Dataset records of page text
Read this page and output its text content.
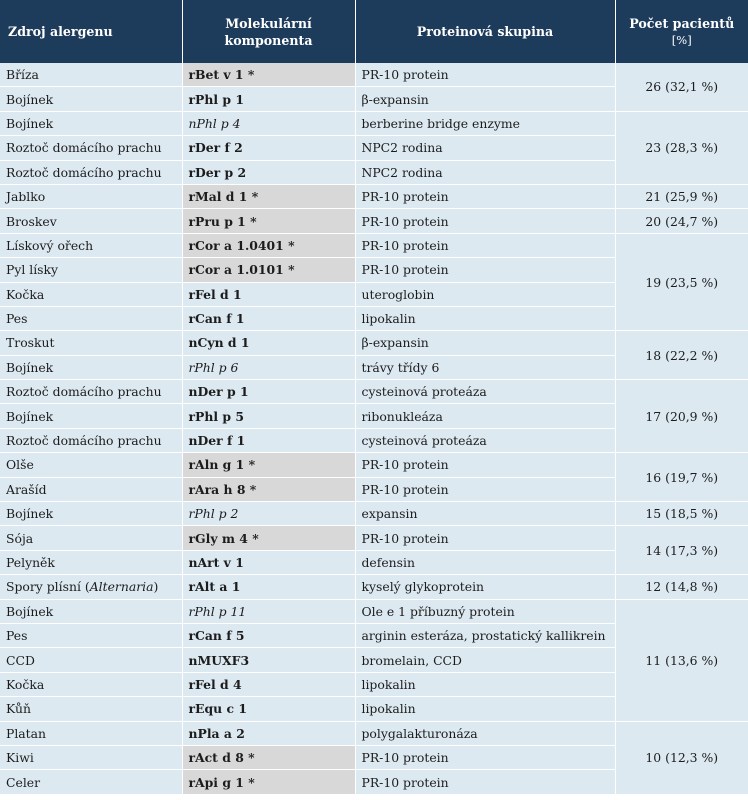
Zdroj alergenu	Molekulární komponenta	Proteinová skupina	Počet pacientů
[%]

Bříza	rBet v 1 *	PR-10 protein	26 (32,1 %)
Bojínek	rPhl p 1	β-expansin	
Bojínek	nPhl p 4	berberine bridge enzyme	23 (28,3 %)
Roztoč domácího prachu	rDer f 2	NPC2 rodina	
Roztoč domácího prachu	rDer p 2	NPC2 rodina	
Jablko	rMal d 1 *	PR-10 protein	21 (25,9 %)
Broskev	rPru p 1 *	PR-10 protein	20 (24,7 %)
Lískový ořech	rCor a 1.0401 *	PR-10 protein	19 (23,5 %)
Pyl lísky	rCor a 1.0101 *	PR-10 protein	
Kočka	rFel d 1	uteroglobin	
Pes	rCan f 1	lipokalin	
Troskut	nCyn d 1	β-expansin	18 (22,2 %)
Bojínek	rPhl p 6	trávy třídy 6	
Roztoč domácího prachu	nDer p 1	cysteinová proteáza	17 (20,9 %)
Bojínek	rPhl p 5	ribonukleáza	
Roztoč domácího prachu	nDer f 1	cysteinová proteáza	
Olše	rAln g 1 *	PR-10 protein	16 (19,7 %)
Arašíd	rAra h 8 *	PR-10 protein	
Bojínek	rPhl p 2	expansin	15 (18,5 %)
Sója	rGly m 4 *	PR-10 protein	14 (17,3 %)
Pelyněk	nArt v 1	defensin	
Spory plísní (Alternaria)	rAlt a 1	kyselý glykoprotein	12 (14,8 %)
Bojínek	rPhl p 11	Ole e 1 příbuzný protein	11 (13,6 %)
Pes	rCan f 5	arginin esteráza, prostatický kallikrein	
CCD	nMUXF3	bromelain, CCD	
Kočka	rFel d 4	lipokalin	
Kůň	rEqu c 1	lipokalin	
Platan	nPla a 2	polygalakturonáza	10 (12,3 %)
Kiwi	rAct d 8 *	PR-10 protein	
Celer	rApi g 1 *	PR-10 protein	
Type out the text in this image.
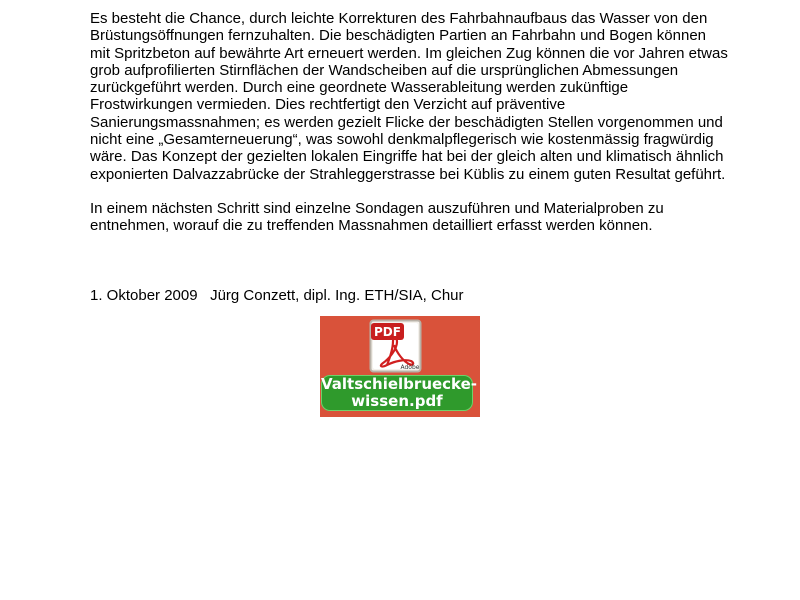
Es besteht die Chance, durch leichte Korrekturen des Fahrbahnaufbaus das Wasser von den Brüstungsöffnungen fernzuhalten. Die beschädigten Partien an Fahrbahn und Bogen können mit Spritzbeton auf bewährte Art erneuert werden. Im gleichen Zug können die vor Jahren etwas grob aufprofilierten Stirnflächen der Wandscheiben auf die ursprünglichen Abmessungen zurückgeführt werden. Durch eine geordnete Wasserableitung werden zukünftige Frostwirkungen vermieden. Dies rechtfertigt den Verzicht auf präventive Sanierungsmassnahmen; es werden gezielt Flicke der beschädigten Stellen vorgenommen und nicht eine „Gesamterneuerung“, was sowohl denkmalpflegerisch wie kostenmässig fragwürdig wäre. Das Konzept der gezielten lokalen Eingriffe hat bei der gleich alten und klimatisch ähnlich exponierten Dalvazzabrücke der Strahleggerstrasse bei Küblis zu einem guten Resultat geführt.

In einem nächsten Schritt sind einzelne Sondagen auszuführen und Materialproben zu entnehmen, worauf die zu treffenden Massnahmen detailliert erfasst werden können.

1. Oktober 2009   Jürg Conzett, dipl. Ing. ETH/SIA, Chur
PDF
Adobe
Valtschielbruecke-
wissen.pdf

__Task details__. The lines wanted run from the line containing "Type out the text in this image." through the end of the entries; return them exactly, both ends included, and keep pictures out.

__Solution to this task__.
Type out the text in this image.
Es besteht die Chance, durch leichte Korrekturen des Fahrbahnaufbaus das Wasser von den Brüstungsöffnungen fernzuhalten. Die beschädigten Partien an Fahrbahn und Bogen können mit Spritzbeton auf bewährte Art erneuert werden. Im gleichen Zug können die vor Jahren etwas grob aufprofilierten Stirnflächen der Wandscheiben auf die ursprünglichen Abmessungen zurückgeführt werden. Durch eine geordnete Wasserableitung werden zukünftige Frostwirkungen vermieden. Dies rechtfertigt den Verzicht auf präventive Sanierungsmassnahmen; es werden gezielt Flicke der beschädigten Stellen vorgenommen und nicht eine „Gesamterneuerung“, was sowohl denkmalpflegerisch wie kostenmässig fragwürdig wäre. Das Konzept der gezielten lokalen Eingriffe hat bei der gleich alten und klimatisch ähnlich exponierten Dalvazzabrücke der Strahleggerstrasse bei Küblis zu einem guten Resultat geführt.

In einem nächsten Schritt sind einzelne Sondagen auszuführen und Materialproben zu entnehmen, worauf die zu treffenden Massnahmen detailliert erfasst werden können.

1. Oktober 2009   Jürg Conzett, dipl. Ing. ETH/SIA, Chur
PDF
Adobe
Valtschielbruecke-
wissen.pdf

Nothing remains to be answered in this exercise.